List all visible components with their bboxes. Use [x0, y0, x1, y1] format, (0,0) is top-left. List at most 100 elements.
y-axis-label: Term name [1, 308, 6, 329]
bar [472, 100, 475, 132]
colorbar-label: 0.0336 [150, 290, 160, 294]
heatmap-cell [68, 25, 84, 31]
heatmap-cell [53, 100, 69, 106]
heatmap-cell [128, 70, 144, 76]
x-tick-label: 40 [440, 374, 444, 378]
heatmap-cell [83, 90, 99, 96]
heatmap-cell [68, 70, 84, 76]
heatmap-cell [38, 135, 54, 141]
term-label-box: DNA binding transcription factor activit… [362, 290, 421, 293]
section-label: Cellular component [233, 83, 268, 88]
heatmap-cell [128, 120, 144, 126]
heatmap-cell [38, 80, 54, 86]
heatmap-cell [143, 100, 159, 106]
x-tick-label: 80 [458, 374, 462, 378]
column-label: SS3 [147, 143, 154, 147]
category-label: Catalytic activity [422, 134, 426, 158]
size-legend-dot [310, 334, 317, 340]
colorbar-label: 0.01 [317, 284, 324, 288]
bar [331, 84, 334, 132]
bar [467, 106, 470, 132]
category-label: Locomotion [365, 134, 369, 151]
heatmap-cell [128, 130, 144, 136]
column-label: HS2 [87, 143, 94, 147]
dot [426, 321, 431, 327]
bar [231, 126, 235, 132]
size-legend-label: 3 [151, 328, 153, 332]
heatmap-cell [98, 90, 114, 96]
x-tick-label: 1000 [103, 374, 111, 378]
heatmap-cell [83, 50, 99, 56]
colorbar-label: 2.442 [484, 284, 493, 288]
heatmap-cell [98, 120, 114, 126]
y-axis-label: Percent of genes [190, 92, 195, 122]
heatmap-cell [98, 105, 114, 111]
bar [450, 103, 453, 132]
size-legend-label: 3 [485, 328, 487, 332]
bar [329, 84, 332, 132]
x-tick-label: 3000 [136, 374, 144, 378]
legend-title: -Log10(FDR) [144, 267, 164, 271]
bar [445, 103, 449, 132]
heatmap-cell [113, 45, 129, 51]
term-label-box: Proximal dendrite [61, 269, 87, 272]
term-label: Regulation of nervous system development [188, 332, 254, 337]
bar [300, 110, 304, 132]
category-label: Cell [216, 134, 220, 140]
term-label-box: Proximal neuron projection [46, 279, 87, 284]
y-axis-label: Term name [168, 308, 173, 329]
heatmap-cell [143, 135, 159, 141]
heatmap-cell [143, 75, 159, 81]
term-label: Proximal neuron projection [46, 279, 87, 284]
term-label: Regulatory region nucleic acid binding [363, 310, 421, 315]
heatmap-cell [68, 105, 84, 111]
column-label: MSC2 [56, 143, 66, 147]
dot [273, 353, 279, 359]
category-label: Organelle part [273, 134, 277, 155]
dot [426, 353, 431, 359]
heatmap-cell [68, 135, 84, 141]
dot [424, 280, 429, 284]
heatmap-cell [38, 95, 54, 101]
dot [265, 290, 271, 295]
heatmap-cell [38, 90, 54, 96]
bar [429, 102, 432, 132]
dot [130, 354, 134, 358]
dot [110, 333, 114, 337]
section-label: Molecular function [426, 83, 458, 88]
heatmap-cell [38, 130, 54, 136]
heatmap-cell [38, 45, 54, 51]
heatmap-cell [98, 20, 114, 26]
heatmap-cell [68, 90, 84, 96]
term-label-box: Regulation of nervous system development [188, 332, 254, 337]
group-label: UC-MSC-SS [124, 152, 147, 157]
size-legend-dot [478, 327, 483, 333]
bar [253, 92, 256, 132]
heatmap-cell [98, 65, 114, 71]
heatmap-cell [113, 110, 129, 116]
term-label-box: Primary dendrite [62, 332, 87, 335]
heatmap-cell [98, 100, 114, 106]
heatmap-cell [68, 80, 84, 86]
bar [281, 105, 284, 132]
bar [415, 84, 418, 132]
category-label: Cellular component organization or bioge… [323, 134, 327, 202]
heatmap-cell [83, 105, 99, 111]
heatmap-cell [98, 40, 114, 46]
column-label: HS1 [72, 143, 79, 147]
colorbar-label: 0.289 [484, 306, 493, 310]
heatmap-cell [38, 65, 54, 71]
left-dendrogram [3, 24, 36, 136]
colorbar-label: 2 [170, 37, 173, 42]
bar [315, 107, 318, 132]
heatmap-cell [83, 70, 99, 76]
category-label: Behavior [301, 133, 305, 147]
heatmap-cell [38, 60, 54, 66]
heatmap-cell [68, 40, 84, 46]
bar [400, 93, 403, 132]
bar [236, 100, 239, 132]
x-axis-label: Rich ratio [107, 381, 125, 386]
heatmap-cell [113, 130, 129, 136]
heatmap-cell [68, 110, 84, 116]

§ **Problem statement**: Filter the entries down to the lines with the word "dendrite" in them, and copy those lines.

§ **Solved problem**:
term-label-box: Proximal dendrite [61, 269, 87, 272]
term-label-box: Primary dendrite [62, 332, 87, 335]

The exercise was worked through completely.